>> BEGIN Given data
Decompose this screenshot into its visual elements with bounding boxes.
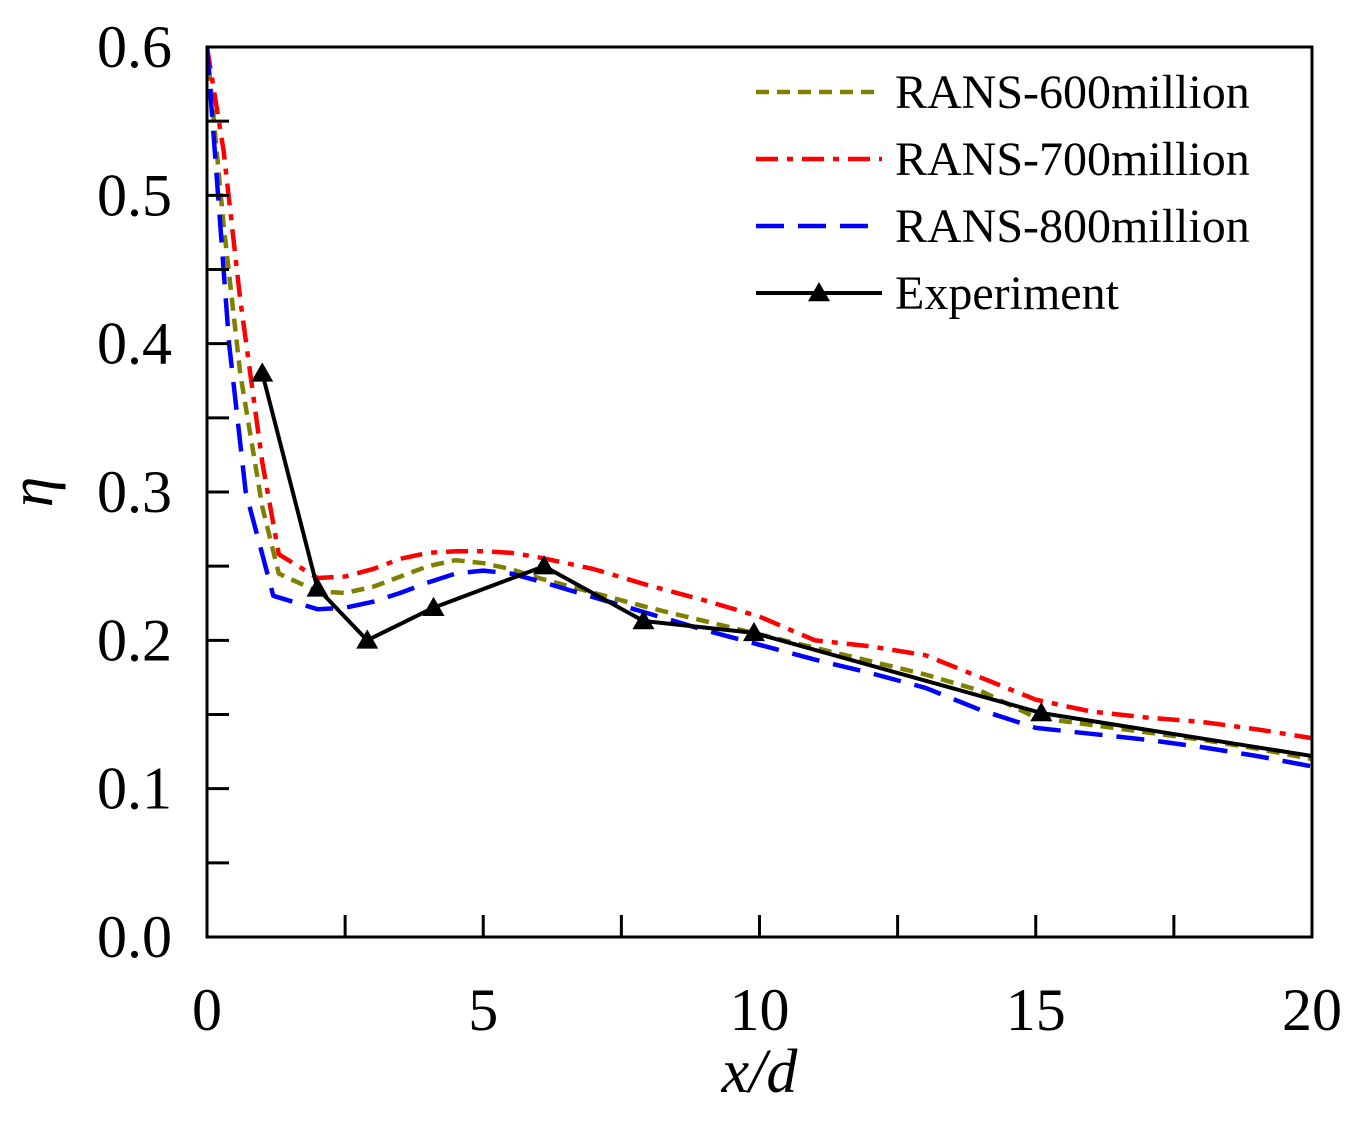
data-point-experiment — [356, 629, 379, 649]
x-tick-label: 15 — [1006, 977, 1066, 1043]
x-tick-label: 10 — [730, 977, 790, 1043]
y-axis-title: η — [0, 477, 66, 508]
tick-labels-layer: 0 5 10 15 20 0.0 0.1 0.2 0.3 0.4 0.5 0.6 — [97, 14, 1342, 1043]
data-point-experiment — [306, 577, 329, 597]
legend-label-rans-700million: RANS-700million — [895, 133, 1250, 186]
legend-label-rans-600million: RANS-600million — [895, 66, 1250, 119]
ticks-layer — [205, 45, 1314, 939]
data-point-experiment — [422, 596, 445, 616]
series-line-experiment — [260, 372, 1312, 758]
series-layer — [207, 46, 1312, 769]
data-point-experiment — [742, 621, 765, 642]
data-point-experiment — [1030, 702, 1053, 722]
x-tick-label: 20 — [1282, 977, 1342, 1043]
x-tick-label: 5 — [468, 977, 498, 1043]
legend-label-rans-800million: RANS-800million — [895, 200, 1250, 253]
y-tick-label: 0.3 — [97, 459, 172, 525]
data-point-experiment — [632, 610, 655, 630]
x-axis-title: x/d — [721, 1038, 799, 1106]
y-tick-label: 0.2 — [97, 607, 172, 673]
legend-label-experiment: Experiment — [895, 267, 1120, 320]
series-line-rans-800million — [207, 46, 1312, 769]
y-tick-label: 0.6 — [97, 14, 172, 80]
y-tick-label: 0.5 — [97, 162, 172, 228]
x-tick-label: 0 — [192, 977, 222, 1043]
data-point-experiment — [251, 362, 274, 382]
legend: RANS-600million RANS-700million RANS-800mi… — [756, 66, 1250, 320]
y-tick-label: 0.1 — [97, 756, 172, 822]
y-tick-label: 0.4 — [97, 311, 172, 377]
y-tick-label: 0.0 — [97, 904, 172, 970]
series-line-rans-600million — [207, 46, 1312, 762]
data-point-experiment — [533, 555, 556, 575]
legend-marker-experiment — [808, 282, 830, 302]
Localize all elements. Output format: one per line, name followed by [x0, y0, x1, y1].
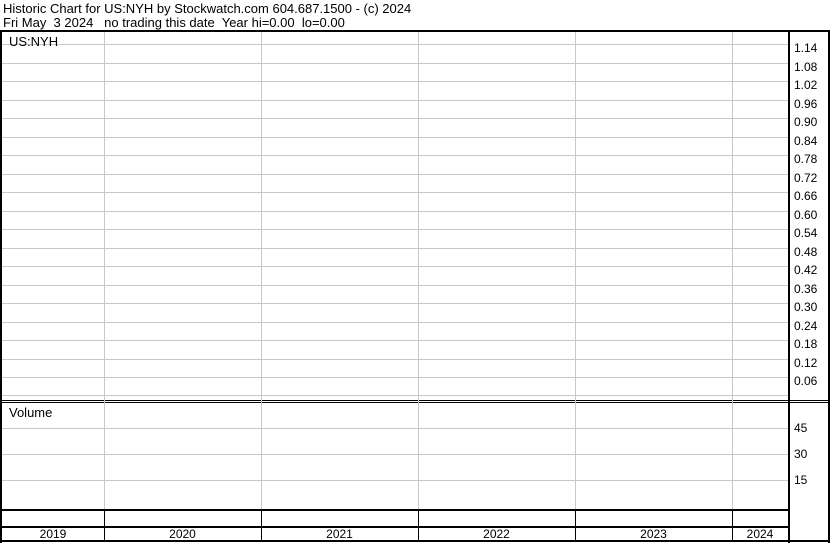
price-gridline	[2, 192, 788, 193]
price-gridline	[2, 303, 788, 304]
volume-gridline	[2, 454, 788, 455]
year-tick-label: 2021	[326, 527, 353, 541]
price-tick-label: 0.12	[794, 356, 818, 370]
price-tick-label: 0.90	[794, 115, 818, 129]
year-gridline	[575, 32, 576, 509]
price-tick-label: 0.78	[794, 152, 818, 166]
price-tick-label: 0.18	[794, 337, 818, 351]
price-gridline	[2, 229, 788, 230]
volume-panel-label: Volume	[9, 405, 53, 420]
year-divider	[261, 510, 262, 541]
year-tick-label: 2022	[483, 527, 510, 541]
year-divider	[104, 510, 105, 541]
chart-header-status: Fri May 3 2024 no trading this date Year…	[3, 15, 345, 30]
price-gridline	[2, 359, 788, 360]
right-border	[828, 30, 830, 543]
year-gridline	[104, 32, 105, 509]
price-tick-label: 0.54	[794, 226, 818, 240]
price-gridline	[2, 340, 788, 341]
volume-tick-label: 15	[794, 473, 808, 487]
volume-tick-label: 30	[794, 447, 808, 461]
axis-border	[788, 30, 790, 543]
price-gridline	[2, 155, 788, 156]
price-tick-label: 0.66	[794, 189, 818, 203]
price-panel-label: US:NYH	[9, 34, 59, 49]
price-gridline	[2, 266, 788, 267]
price-gridline	[2, 377, 788, 378]
volume-gridline	[2, 480, 788, 481]
price-gridline	[2, 174, 788, 175]
price-gridline	[2, 118, 788, 119]
year-divider	[418, 510, 419, 541]
price-gridline	[2, 137, 788, 138]
price-gridline	[2, 81, 788, 82]
year-tick-label: 2023	[640, 527, 667, 541]
price-gridline	[2, 44, 788, 45]
chart-header-title: Historic Chart for US:NYH by Stockwatch.…	[3, 1, 412, 16]
price-gridline	[2, 63, 788, 64]
price-tick-label: 1.14	[794, 41, 818, 55]
year-divider	[575, 510, 576, 541]
price-gridline	[2, 100, 788, 101]
price-gridline	[2, 285, 788, 286]
year-tick-label: 2019	[39, 527, 67, 541]
price-tick-label: 0.06	[794, 374, 818, 388]
top-border	[0, 30, 830, 32]
bottom-border	[0, 540, 830, 542]
year-divider	[732, 510, 733, 541]
price-tick-label: 1.02	[794, 78, 818, 92]
price-gridline	[2, 322, 788, 323]
volume-gridline	[2, 428, 788, 429]
year-row-border	[0, 526, 790, 528]
year-gridline	[732, 32, 733, 509]
price-tick-label: 0.72	[794, 171, 818, 185]
panel-divider-1	[0, 400, 830, 401]
year-gridline	[418, 32, 419, 509]
price-tick-label: 0.24	[794, 319, 818, 333]
year-gridline	[261, 32, 262, 509]
price-tick-label: 0.84	[794, 134, 818, 148]
price-tick-label: 0.30	[794, 300, 818, 314]
left-border	[0, 30, 2, 543]
price-tick-label: 1.08	[794, 60, 818, 74]
year-tick-label: 2024	[746, 527, 774, 541]
price-tick-label: 0.36	[794, 282, 818, 296]
volume-bottom-border	[0, 509, 790, 511]
price-tick-label: 0.96	[794, 97, 818, 111]
volume-tick-label: 45	[794, 421, 808, 435]
price-gridline	[2, 211, 788, 212]
price-tick-label: 0.42	[794, 263, 818, 277]
price-gridline	[2, 395, 788, 396]
price-gridline	[2, 248, 788, 249]
panel-divider-2	[0, 402, 830, 403]
price-tick-label: 0.48	[794, 245, 818, 259]
year-tick-label: 2020	[169, 527, 196, 541]
price-tick-label: 0.60	[794, 208, 818, 222]
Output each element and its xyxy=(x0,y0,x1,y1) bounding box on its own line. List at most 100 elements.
>> END Given data
Written instruction: Copy every one of the layout records above word for word, leaving out the pictures.

Result of this exercise:
Decompose this screenshot into its visual elements with bounding boxes.
data-point-experiment — [356, 629, 379, 649]
x-tick-label: 15 — [1006, 977, 1066, 1043]
x-tick-label: 10 — [730, 977, 790, 1043]
y-axis-title: η — [0, 477, 66, 508]
tick-labels-layer: 0 5 10 15 20 0.0 0.1 0.2 0.3 0.4 0.5 0.6 — [97, 14, 1342, 1043]
data-point-experiment — [306, 577, 329, 597]
legend-label-rans-700million: RANS-700million — [895, 133, 1250, 186]
legend-label-rans-600million: RANS-600million — [895, 66, 1250, 119]
ticks-layer — [205, 45, 1314, 939]
data-point-experiment — [422, 596, 445, 616]
series-line-experiment — [260, 372, 1312, 758]
series-layer — [207, 46, 1312, 769]
data-point-experiment — [742, 621, 765, 642]
data-point-experiment — [1030, 702, 1053, 722]
x-tick-label: 20 — [1282, 977, 1342, 1043]
x-tick-label: 5 — [468, 977, 498, 1043]
legend-label-rans-800million: RANS-800million — [895, 200, 1250, 253]
y-tick-label: 0.3 — [97, 459, 172, 525]
data-point-experiment — [632, 610, 655, 630]
x-axis-title: x/d — [721, 1038, 799, 1106]
y-tick-label: 0.2 — [97, 607, 172, 673]
legend-label-experiment: Experiment — [895, 267, 1120, 320]
series-line-rans-800million — [207, 46, 1312, 769]
y-tick-label: 0.6 — [97, 14, 172, 80]
y-tick-label: 0.5 — [97, 162, 172, 228]
x-tick-label: 0 — [192, 977, 222, 1043]
data-point-experiment — [251, 362, 274, 382]
legend: RANS-600million RANS-700million RANS-800mi… — [756, 66, 1250, 320]
y-tick-label: 0.1 — [97, 756, 172, 822]
y-tick-label: 0.4 — [97, 311, 172, 377]
y-tick-label: 0.0 — [97, 904, 172, 970]
series-line-rans-600million — [207, 46, 1312, 762]
data-point-experiment — [533, 555, 556, 575]
legend-marker-experiment — [808, 282, 830, 302]
Localize all elements. Output format: one per line, name followed by [x0, y0, x1, y1].
price-gridline	[2, 192, 788, 193]
price-gridline	[2, 303, 788, 304]
volume-gridline	[2, 454, 788, 455]
year-tick-label: 2021	[326, 527, 353, 541]
price-tick-label: 0.12	[794, 356, 818, 370]
price-tick-label: 0.90	[794, 115, 818, 129]
year-gridline	[575, 32, 576, 509]
price-tick-label: 0.78	[794, 152, 818, 166]
price-tick-label: 0.18	[794, 337, 818, 351]
price-gridline	[2, 229, 788, 230]
volume-panel-label: Volume	[9, 405, 53, 420]
year-divider	[261, 510, 262, 541]
year-tick-label: 2022	[483, 527, 510, 541]
year-divider	[104, 510, 105, 541]
chart-header-status: Fri May 3 2024 no trading this date Year…	[3, 15, 345, 30]
price-gridline	[2, 359, 788, 360]
right-border	[828, 30, 830, 543]
year-gridline	[104, 32, 105, 509]
price-tick-label: 0.54	[794, 226, 818, 240]
price-gridline	[2, 340, 788, 341]
volume-tick-label: 15	[794, 473, 808, 487]
volume-tick-label: 30	[794, 447, 808, 461]
axis-border	[788, 30, 790, 543]
price-gridline	[2, 155, 788, 156]
price-tick-label: 0.66	[794, 189, 818, 203]
price-panel-label: US:NYH	[9, 34, 59, 49]
price-gridline	[2, 266, 788, 267]
price-gridline	[2, 377, 788, 378]
volume-gridline	[2, 480, 788, 481]
price-gridline	[2, 174, 788, 175]
price-gridline	[2, 118, 788, 119]
year-divider	[418, 510, 419, 541]
price-gridline	[2, 137, 788, 138]
price-gridline	[2, 81, 788, 82]
year-tick-label: 2023	[640, 527, 667, 541]
price-gridline	[2, 44, 788, 45]
chart-header-title: Historic Chart for US:NYH by Stockwatch.…	[3, 1, 412, 16]
price-gridline	[2, 63, 788, 64]
price-tick-label: 1.14	[794, 41, 818, 55]
year-divider	[575, 510, 576, 541]
price-gridline	[2, 100, 788, 101]
price-gridline	[2, 285, 788, 286]
year-tick-label: 2019	[39, 527, 67, 541]
price-tick-label: 0.06	[794, 374, 818, 388]
top-border	[0, 30, 830, 32]
bottom-border	[0, 540, 830, 542]
year-divider	[732, 510, 733, 541]
price-tick-label: 1.02	[794, 78, 818, 92]
price-gridline	[2, 322, 788, 323]
volume-gridline	[2, 428, 788, 429]
year-row-border	[0, 526, 790, 528]
year-gridline	[732, 32, 733, 509]
price-tick-label: 0.72	[794, 171, 818, 185]
panel-divider-1	[0, 400, 830, 401]
year-gridline	[418, 32, 419, 509]
price-tick-label: 0.24	[794, 319, 818, 333]
year-gridline	[261, 32, 262, 509]
price-tick-label: 0.84	[794, 134, 818, 148]
price-tick-label: 0.30	[794, 300, 818, 314]
left-border	[0, 30, 2, 543]
price-tick-label: 1.08	[794, 60, 818, 74]
year-tick-label: 2024	[746, 527, 774, 541]
price-tick-label: 0.36	[794, 282, 818, 296]
volume-bottom-border	[0, 509, 790, 511]
price-tick-label: 0.96	[794, 97, 818, 111]
volume-tick-label: 45	[794, 421, 808, 435]
price-gridline	[2, 211, 788, 212]
price-tick-label: 0.42	[794, 263, 818, 277]
price-gridline	[2, 395, 788, 396]
price-gridline	[2, 248, 788, 249]
panel-divider-2	[0, 402, 830, 403]
price-tick-label: 0.48	[794, 245, 818, 259]
year-tick-label: 2020	[169, 527, 196, 541]
price-tick-label: 0.60	[794, 208, 818, 222]
Output each element and its xyxy=(x0,y0,x1,y1) bounding box on its own line. List at most 100 elements.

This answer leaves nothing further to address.